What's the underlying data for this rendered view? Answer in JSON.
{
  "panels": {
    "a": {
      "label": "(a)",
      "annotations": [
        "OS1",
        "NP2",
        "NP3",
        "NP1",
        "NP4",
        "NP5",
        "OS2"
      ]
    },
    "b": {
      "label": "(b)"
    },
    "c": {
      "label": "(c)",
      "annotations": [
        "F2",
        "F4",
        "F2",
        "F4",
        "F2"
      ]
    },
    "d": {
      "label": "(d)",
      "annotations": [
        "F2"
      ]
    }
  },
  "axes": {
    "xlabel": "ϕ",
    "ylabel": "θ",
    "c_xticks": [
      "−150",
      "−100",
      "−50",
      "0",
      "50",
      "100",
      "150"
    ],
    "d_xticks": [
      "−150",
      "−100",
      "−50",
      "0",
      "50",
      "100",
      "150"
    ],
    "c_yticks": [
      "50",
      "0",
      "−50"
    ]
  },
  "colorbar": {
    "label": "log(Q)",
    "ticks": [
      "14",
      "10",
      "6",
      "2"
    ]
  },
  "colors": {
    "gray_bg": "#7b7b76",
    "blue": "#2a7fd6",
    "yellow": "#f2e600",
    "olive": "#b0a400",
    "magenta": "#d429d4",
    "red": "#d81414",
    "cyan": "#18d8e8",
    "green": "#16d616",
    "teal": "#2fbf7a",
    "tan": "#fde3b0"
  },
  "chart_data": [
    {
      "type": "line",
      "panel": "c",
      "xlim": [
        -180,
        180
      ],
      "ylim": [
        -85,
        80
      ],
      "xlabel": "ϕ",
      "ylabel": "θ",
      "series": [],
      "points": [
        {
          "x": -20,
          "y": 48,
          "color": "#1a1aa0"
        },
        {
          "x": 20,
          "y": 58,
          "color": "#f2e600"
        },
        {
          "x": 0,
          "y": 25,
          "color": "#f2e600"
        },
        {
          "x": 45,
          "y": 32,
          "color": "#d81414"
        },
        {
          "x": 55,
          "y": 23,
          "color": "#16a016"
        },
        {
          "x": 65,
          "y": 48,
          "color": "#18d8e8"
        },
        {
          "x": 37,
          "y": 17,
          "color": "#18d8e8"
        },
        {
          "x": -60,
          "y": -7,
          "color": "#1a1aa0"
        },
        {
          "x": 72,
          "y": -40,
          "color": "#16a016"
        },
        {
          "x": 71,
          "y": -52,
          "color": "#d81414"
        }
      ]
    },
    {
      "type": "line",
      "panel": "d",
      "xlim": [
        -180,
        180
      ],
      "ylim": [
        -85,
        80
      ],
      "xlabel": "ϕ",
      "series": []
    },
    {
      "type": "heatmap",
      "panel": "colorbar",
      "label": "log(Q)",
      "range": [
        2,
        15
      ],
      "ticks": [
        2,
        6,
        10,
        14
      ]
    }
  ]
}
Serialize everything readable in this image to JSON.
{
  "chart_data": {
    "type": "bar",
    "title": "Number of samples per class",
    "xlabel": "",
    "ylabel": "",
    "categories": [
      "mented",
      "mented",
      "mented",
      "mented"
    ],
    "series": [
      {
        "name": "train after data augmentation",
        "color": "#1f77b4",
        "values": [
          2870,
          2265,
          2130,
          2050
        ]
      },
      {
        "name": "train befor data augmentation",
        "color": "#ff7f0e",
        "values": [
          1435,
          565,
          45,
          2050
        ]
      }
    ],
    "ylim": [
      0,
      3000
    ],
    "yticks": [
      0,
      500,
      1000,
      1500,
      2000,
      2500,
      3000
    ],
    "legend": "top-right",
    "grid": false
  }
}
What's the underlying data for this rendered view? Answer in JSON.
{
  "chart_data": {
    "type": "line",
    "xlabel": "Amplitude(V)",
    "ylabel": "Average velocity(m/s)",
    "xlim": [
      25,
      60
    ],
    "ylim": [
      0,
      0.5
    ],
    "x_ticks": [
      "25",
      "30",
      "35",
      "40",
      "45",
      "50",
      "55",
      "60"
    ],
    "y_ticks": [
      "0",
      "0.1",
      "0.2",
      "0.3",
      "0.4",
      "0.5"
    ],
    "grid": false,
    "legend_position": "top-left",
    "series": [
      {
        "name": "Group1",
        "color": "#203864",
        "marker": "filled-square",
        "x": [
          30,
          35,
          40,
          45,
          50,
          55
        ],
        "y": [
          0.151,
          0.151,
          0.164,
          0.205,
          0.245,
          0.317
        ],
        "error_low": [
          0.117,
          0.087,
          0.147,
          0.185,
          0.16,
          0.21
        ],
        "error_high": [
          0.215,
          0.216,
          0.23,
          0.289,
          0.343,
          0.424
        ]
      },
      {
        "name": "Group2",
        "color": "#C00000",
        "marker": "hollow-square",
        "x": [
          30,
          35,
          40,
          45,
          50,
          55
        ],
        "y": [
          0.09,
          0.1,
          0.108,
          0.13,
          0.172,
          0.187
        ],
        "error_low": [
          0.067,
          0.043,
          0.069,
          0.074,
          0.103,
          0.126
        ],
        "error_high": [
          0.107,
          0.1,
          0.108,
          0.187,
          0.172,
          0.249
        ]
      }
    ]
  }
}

---

**Exercise requirements**.
Restate the data above word for word, please.

**Answer in full**.
What's the underlying data for this rendered view? Answer in JSON.
{
  "panels": {
    "a": {
      "label": "(a)",
      "annotations": [
        "OS1",
        "NP2",
        "NP3",
        "NP1",
        "NP4",
        "NP5",
        "OS2"
      ]
    },
    "b": {
      "label": "(b)"
    },
    "c": {
      "label": "(c)",
      "annotations": [
        "F2",
        "F4",
        "F2",
        "F4",
        "F2"
      ]
    },
    "d": {
      "label": "(d)",
      "annotations": [
        "F2"
      ]
    }
  },
  "axes": {
    "xlabel": "ϕ",
    "ylabel": "θ",
    "c_xticks": [
      "−150",
      "−100",
      "−50",
      "0",
      "50",
      "100",
      "150"
    ],
    "d_xticks": [
      "−150",
      "−100",
      "−50",
      "0",
      "50",
      "100",
      "150"
    ],
    "c_yticks": [
      "50",
      "0",
      "−50"
    ]
  },
  "colorbar": {
    "label": "log(Q)",
    "ticks": [
      "14",
      "10",
      "6",
      "2"
    ]
  },
  "colors": {
    "gray_bg": "#7b7b76",
    "blue": "#2a7fd6",
    "yellow": "#f2e600",
    "olive": "#b0a400",
    "magenta": "#d429d4",
    "red": "#d81414",
    "cyan": "#18d8e8",
    "green": "#16d616",
    "teal": "#2fbf7a",
    "tan": "#fde3b0"
  },
  "chart_data": [
    {
      "type": "line",
      "panel": "c",
      "xlim": [
        -180,
        180
      ],
      "ylim": [
        -85,
        80
      ],
      "xlabel": "ϕ",
      "ylabel": "θ",
      "series": [],
      "points": [
        {
          "x": -20,
          "y": 48,
          "color": "#1a1aa0"
        },
        {
          "x": 20,
          "y": 58,
          "color": "#f2e600"
        },
        {
          "x": 0,
          "y": 25,
          "color": "#f2e600"
        },
        {
          "x": 45,
          "y": 32,
          "color": "#d81414"
        },
        {
          "x": 55,
          "y": 23,
          "color": "#16a016"
        },
        {
          "x": 65,
          "y": 48,
          "color": "#18d8e8"
        },
        {
          "x": 37,
          "y": 17,
          "color": "#18d8e8"
        },
        {
          "x": -60,
          "y": -7,
          "color": "#1a1aa0"
        },
        {
          "x": 72,
          "y": -40,
          "color": "#16a016"
        },
        {
          "x": 71,
          "y": -52,
          "color": "#d81414"
        }
      ]
    },
    {
      "type": "line",
      "panel": "d",
      "xlim": [
        -180,
        180
      ],
      "ylim": [
        -85,
        80
      ],
      "xlabel": "ϕ",
      "series": []
    },
    {
      "type": "heatmap",
      "panel": "colorbar",
      "label": "log(Q)",
      "range": [
        2,
        15
      ],
      "ticks": [
        2,
        6,
        10,
        14
      ]
    }
  ]
}
Serialize everything readable in this image to JSON.
{
  "chart_data": {
    "type": "bar",
    "title": "Number of samples per class",
    "xlabel": "",
    "ylabel": "",
    "categories": [
      "mented",
      "mented",
      "mented",
      "mented"
    ],
    "series": [
      {
        "name": "train after data augmentation",
        "color": "#1f77b4",
        "values": [
          2870,
          2265,
          2130,
          2050
        ]
      },
      {
        "name": "train befor data augmentation",
        "color": "#ff7f0e",
        "values": [
          1435,
          565,
          45,
          2050
        ]
      }
    ],
    "ylim": [
      0,
      3000
    ],
    "yticks": [
      0,
      500,
      1000,
      1500,
      2000,
      2500,
      3000
    ],
    "legend": "top-right",
    "grid": false
  }
}
What's the underlying data for this rendered view? Answer in JSON.
{
  "chart_data": {
    "type": "line",
    "xlabel": "Amplitude(V)",
    "ylabel": "Average velocity(m/s)",
    "xlim": [
      25,
      60
    ],
    "ylim": [
      0,
      0.5
    ],
    "x_ticks": [
      "25",
      "30",
      "35",
      "40",
      "45",
      "50",
      "55",
      "60"
    ],
    "y_ticks": [
      "0",
      "0.1",
      "0.2",
      "0.3",
      "0.4",
      "0.5"
    ],
    "grid": false,
    "legend_position": "top-left",
    "series": [
      {
        "name": "Group1",
        "color": "#203864",
        "marker": "filled-square",
        "x": [
          30,
          35,
          40,
          45,
          50,
          55
        ],
        "y": [
          0.151,
          0.151,
          0.164,
          0.205,
          0.245,
          0.317
        ],
        "error_low": [
          0.117,
          0.087,
          0.147,
          0.185,
          0.16,
          0.21
        ],
        "error_high": [
          0.215,
          0.216,
          0.23,
          0.289,
          0.343,
          0.424
        ]
      },
      {
        "name": "Group2",
        "color": "#C00000",
        "marker": "hollow-square",
        "x": [
          30,
          35,
          40,
          45,
          50,
          55
        ],
        "y": [
          0.09,
          0.1,
          0.108,
          0.13,
          0.172,
          0.187
        ],
        "error_low": [
          0.067,
          0.043,
          0.069,
          0.074,
          0.103,
          0.126
        ],
        "error_high": [
          0.107,
          0.1,
          0.108,
          0.187,
          0.172,
          0.249
        ]
      }
    ]
  }
}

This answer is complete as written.